Put every line of the rows below into a JSON list of strings, one string per line, and leave out any blank lines.

────

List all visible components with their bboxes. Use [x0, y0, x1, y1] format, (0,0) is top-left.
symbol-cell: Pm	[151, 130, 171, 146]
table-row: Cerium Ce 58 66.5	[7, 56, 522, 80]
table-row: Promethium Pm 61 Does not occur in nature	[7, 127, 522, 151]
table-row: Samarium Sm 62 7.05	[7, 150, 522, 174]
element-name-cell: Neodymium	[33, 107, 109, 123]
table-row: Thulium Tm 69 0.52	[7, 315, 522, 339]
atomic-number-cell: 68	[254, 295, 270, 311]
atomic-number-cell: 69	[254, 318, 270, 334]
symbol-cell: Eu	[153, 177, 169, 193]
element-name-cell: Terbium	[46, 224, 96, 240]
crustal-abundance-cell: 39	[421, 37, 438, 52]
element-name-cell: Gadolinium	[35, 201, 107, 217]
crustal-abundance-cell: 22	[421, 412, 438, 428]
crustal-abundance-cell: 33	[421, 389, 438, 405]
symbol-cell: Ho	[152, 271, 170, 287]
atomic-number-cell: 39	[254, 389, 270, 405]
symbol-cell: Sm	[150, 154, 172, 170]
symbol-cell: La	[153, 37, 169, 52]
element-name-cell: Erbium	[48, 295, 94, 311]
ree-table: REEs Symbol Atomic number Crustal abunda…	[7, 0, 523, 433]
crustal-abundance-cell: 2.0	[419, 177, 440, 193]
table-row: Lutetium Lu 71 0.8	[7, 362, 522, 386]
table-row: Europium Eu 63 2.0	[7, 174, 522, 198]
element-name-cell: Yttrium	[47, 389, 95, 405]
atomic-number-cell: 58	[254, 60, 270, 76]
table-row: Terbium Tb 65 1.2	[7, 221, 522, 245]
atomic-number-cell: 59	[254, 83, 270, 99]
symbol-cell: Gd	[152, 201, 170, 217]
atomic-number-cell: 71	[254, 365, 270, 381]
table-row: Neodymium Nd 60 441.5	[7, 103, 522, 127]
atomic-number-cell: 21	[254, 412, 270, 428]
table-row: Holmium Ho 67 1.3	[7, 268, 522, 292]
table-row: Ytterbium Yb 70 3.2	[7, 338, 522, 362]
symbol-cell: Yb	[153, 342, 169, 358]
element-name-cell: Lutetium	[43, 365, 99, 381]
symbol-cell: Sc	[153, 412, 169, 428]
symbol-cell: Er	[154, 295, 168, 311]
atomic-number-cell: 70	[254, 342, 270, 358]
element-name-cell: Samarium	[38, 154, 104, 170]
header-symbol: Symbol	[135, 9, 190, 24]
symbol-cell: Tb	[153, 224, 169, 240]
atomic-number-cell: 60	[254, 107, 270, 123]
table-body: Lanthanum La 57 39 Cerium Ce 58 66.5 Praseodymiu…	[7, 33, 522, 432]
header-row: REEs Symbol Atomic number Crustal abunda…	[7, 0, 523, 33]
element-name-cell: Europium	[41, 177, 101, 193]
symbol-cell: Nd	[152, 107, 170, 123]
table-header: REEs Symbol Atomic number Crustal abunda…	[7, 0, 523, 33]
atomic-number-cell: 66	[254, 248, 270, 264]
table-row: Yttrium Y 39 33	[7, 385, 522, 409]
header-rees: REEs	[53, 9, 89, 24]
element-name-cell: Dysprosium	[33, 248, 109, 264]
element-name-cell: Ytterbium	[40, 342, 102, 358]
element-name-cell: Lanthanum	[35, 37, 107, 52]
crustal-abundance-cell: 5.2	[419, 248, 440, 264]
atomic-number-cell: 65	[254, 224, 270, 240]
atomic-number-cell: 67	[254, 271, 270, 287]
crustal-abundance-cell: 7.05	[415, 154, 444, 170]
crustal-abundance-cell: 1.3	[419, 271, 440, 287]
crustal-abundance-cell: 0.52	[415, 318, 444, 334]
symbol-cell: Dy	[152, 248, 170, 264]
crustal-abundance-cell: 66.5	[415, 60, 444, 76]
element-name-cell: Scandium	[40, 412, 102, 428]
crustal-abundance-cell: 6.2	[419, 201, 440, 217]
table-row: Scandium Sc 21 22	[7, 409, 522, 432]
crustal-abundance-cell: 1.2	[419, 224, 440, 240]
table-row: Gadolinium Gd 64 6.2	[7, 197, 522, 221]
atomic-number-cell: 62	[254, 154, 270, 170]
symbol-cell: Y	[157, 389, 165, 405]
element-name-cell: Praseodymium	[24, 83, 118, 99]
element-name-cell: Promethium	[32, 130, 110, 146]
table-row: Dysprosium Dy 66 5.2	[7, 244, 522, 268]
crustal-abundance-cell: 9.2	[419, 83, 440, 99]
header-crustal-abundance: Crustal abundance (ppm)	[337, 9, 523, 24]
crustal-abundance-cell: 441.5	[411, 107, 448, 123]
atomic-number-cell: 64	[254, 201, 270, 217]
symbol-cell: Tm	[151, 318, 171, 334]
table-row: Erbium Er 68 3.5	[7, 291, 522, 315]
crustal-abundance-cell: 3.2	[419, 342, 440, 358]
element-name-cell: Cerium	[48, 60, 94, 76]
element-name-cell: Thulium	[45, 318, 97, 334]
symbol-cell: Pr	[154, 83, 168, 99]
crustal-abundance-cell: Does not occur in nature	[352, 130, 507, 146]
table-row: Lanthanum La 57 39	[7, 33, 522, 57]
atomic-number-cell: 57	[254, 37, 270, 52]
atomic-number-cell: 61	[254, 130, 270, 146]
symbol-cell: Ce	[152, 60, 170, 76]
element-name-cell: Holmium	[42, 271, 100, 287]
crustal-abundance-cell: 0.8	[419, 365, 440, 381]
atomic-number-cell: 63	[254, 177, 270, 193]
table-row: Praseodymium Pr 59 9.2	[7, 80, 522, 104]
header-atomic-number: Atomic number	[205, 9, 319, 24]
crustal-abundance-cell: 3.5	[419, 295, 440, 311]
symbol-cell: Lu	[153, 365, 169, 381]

────

_TASK ANSWER_
[
  "List all visible components with their bboxes. Use [x0, y0, x1, y1] format, (0,0) is top-left.",
  "symbol-cell: Pm\t[151, 130, 171, 146]",
  "table-row: Cerium Ce 58 66.5\t[7, 56, 522, 80]",
  "table-row: Promethium Pm 61 Does not occur in nature\t[7, 127, 522, 151]",
  "table-row: Samarium Sm 62 7.05\t[7, 150, 522, 174]",
  "element-name-cell: Neodymium\t[33, 107, 109, 123]",
  "table-row: Thulium Tm 69 0.52\t[7, 315, 522, 339]",
  "atomic-number-cell: 68\t[254, 295, 270, 311]",
  "atomic-number-cell: 69\t[254, 318, 270, 334]",
  "symbol-cell: Eu\t[153, 177, 169, 193]",
  "element-name-cell: Terbium\t[46, 224, 96, 240]",
  "crustal-abundance-cell: 39\t[421, 37, 438, 52]",
  "element-name-cell: Gadolinium\t[35, 201, 107, 217]",
  "crustal-abundance-cell: 22\t[421, 412, 438, 428]",
  "crustal-abundance-cell: 33\t[421, 389, 438, 405]",
  "symbol-cell: Ho\t[152, 271, 170, 287]",
  "atomic-number-cell: 39\t[254, 389, 270, 405]",
  "symbol-cell: Sm\t[150, 154, 172, 170]",
  "symbol-cell: La\t[153, 37, 169, 52]",
  "element-name-cell: Erbium\t[48, 295, 94, 311]",
  "ree-table: REEs Symbol Atomic number Crustal abunda…\t[7, 0, 523, 433]",
  "crustal-abundance-cell: 2.0\t[419, 177, 440, 193]",
  "table-row: Lutetium Lu 71 0.8\t[7, 362, 522, 386]",
  "table-row: Europium Eu 63 2.0\t[7, 174, 522, 198]",
  "element-name-cell: Yttrium\t[47, 389, 95, 405]",
  "atomic-number-cell: 58\t[254, 60, 270, 76]",
  "table-row: Terbium Tb 65 1.2\t[7, 221, 522, 245]",
  "atomic-number-cell: 59\t[254, 83, 270, 99]",
  "symbol-cell: Gd\t[152, 201, 170, 217]",
  "atomic-number-cell: 71\t[254, 365, 270, 381]",
  "table-row: Neodymium Nd 60 441.5\t[7, 103, 522, 127]",
  "atomic-number-cell: 21\t[254, 412, 270, 428]",
  "table-row: Holmium Ho 67 1.3\t[7, 268, 522, 292]",
  "table-row: Ytterbium Yb 70 3.2\t[7, 338, 522, 362]",
  "symbol-cell: Yb\t[153, 342, 169, 358]",
  "element-name-cell: Lutetium\t[43, 365, 99, 381]",
  "symbol-cell: Sc\t[153, 412, 169, 428]",
  "symbol-cell: Er\t[154, 295, 168, 311]",
  "atomic-number-cell: 70\t[254, 342, 270, 358]",
  "element-name-cell: Samarium\t[38, 154, 104, 170]",
  "header-symbol: Symbol\t[135, 9, 190, 24]",
  "symbol-cell: Tb\t[153, 224, 169, 240]",
  "atomic-number-cell: 60\t[254, 107, 270, 123]",
  "table-body: Lanthanum La 57 39 Cerium Ce 58 66.5 Praseodymiu…\t[7, 33, 522, 432]",
  "header-row: REEs Symbol Atomic number Crustal abunda…\t[7, 0, 523, 33]",
  "element-name-cell: Europium\t[41, 177, 101, 193]",
  "symbol-cell: Nd\t[152, 107, 170, 123]",
  "table-header: REEs Symbol Atomic number Crustal abunda…\t[7, 0, 523, 33]",
  "atomic-number-cell: 66\t[254, 248, 270, 264]",
  "table-row: Yttrium Y 39 33\t[7, 385, 522, 409]",
  "header-rees: REEs\t[53, 9, 89, 24]",
  "element-name-cell: Dysprosium\t[33, 248, 109, 264]",
  "element-name-cell: Ytterbium\t[40, 342, 102, 358]",
  "element-name-cell: Lanthanum\t[35, 37, 107, 52]",
  "crustal-abundance-cell: 5.2\t[419, 248, 440, 264]",
  "atomic-number-cell: 65\t[254, 224, 270, 240]",
  "atomic-number-cell: 67\t[254, 271, 270, 287]",
  "crustal-abundance-cell: 7.05\t[415, 154, 444, 170]",
  "crustal-abundance-cell: 1.3\t[419, 271, 440, 287]",
  "crustal-abundance-cell: 0.52\t[415, 318, 444, 334]",
  "symbol-cell: Dy\t[152, 248, 170, 264]",
  "crustal-abundance-cell: 66.5\t[415, 60, 444, 76]",
  "element-name-cell: Scandium\t[40, 412, 102, 428]",
  "crustal-abundance-cell: 6.2\t[419, 201, 440, 217]",
  "table-row: Scandium Sc 21 22\t[7, 409, 522, 432]",
  "crustal-abundance-cell: 1.2\t[419, 224, 440, 240]",
  "table-row: Gadolinium Gd 64 6.2\t[7, 197, 522, 221]",
  "atomic-number-cell: 62\t[254, 154, 270, 170]",
  "symbol-cell: Y\t[157, 389, 165, 405]",
  "element-name-cell: Praseodymium\t[24, 83, 118, 99]",
  "element-name-cell: Promethium\t[32, 130, 110, 146]",
  "table-row: Dysprosium Dy 66 5.2\t[7, 244, 522, 268]",
  "crustal-abundance-cell: 9.2\t[419, 83, 440, 99]",
  "header-crustal-abundance: Crustal abundance (ppm)\t[337, 9, 523, 24]",
  "crustal-abundance-cell: 441.5\t[411, 107, 448, 123]",
  "atomic-number-cell: 64\t[254, 201, 270, 217]",
  "symbol-cell: Tm\t[151, 318, 171, 334]",
  "table-row: Erbium Er 68 3.5\t[7, 291, 522, 315]",
  "crustal-abundance-cell: 3.2\t[419, 342, 440, 358]",
  "element-name-cell: Cerium\t[48, 60, 94, 76]",
  "element-name-cell: Thulium\t[45, 318, 97, 334]",
  "symbol-cell: Pr\t[154, 83, 168, 99]",
  "crustal-abundance-cell: Does not occur in nature\t[352, 130, 507, 146]",
  "table-row: Lanthanum La 57 39\t[7, 33, 522, 57]",
  "atomic-number-cell: 57\t[254, 37, 270, 52]",
  "atomic-number-cell: 61\t[254, 130, 270, 146]",
  "symbol-cell: Ce\t[152, 60, 170, 76]",
  "element-name-cell: Holmium\t[42, 271, 100, 287]",
  "crustal-abundance-cell: 0.8\t[419, 365, 440, 381]",
  "atomic-number-cell: 63\t[254, 177, 270, 193]",
  "table-row: Praseodymium Pr 59 9.2\t[7, 80, 522, 104]",
  "header-atomic-number: Atomic number\t[205, 9, 319, 24]",
  "crustal-abundance-cell: 3.5\t[419, 295, 440, 311]",
  "symbol-cell: Lu\t[153, 365, 169, 381]"
]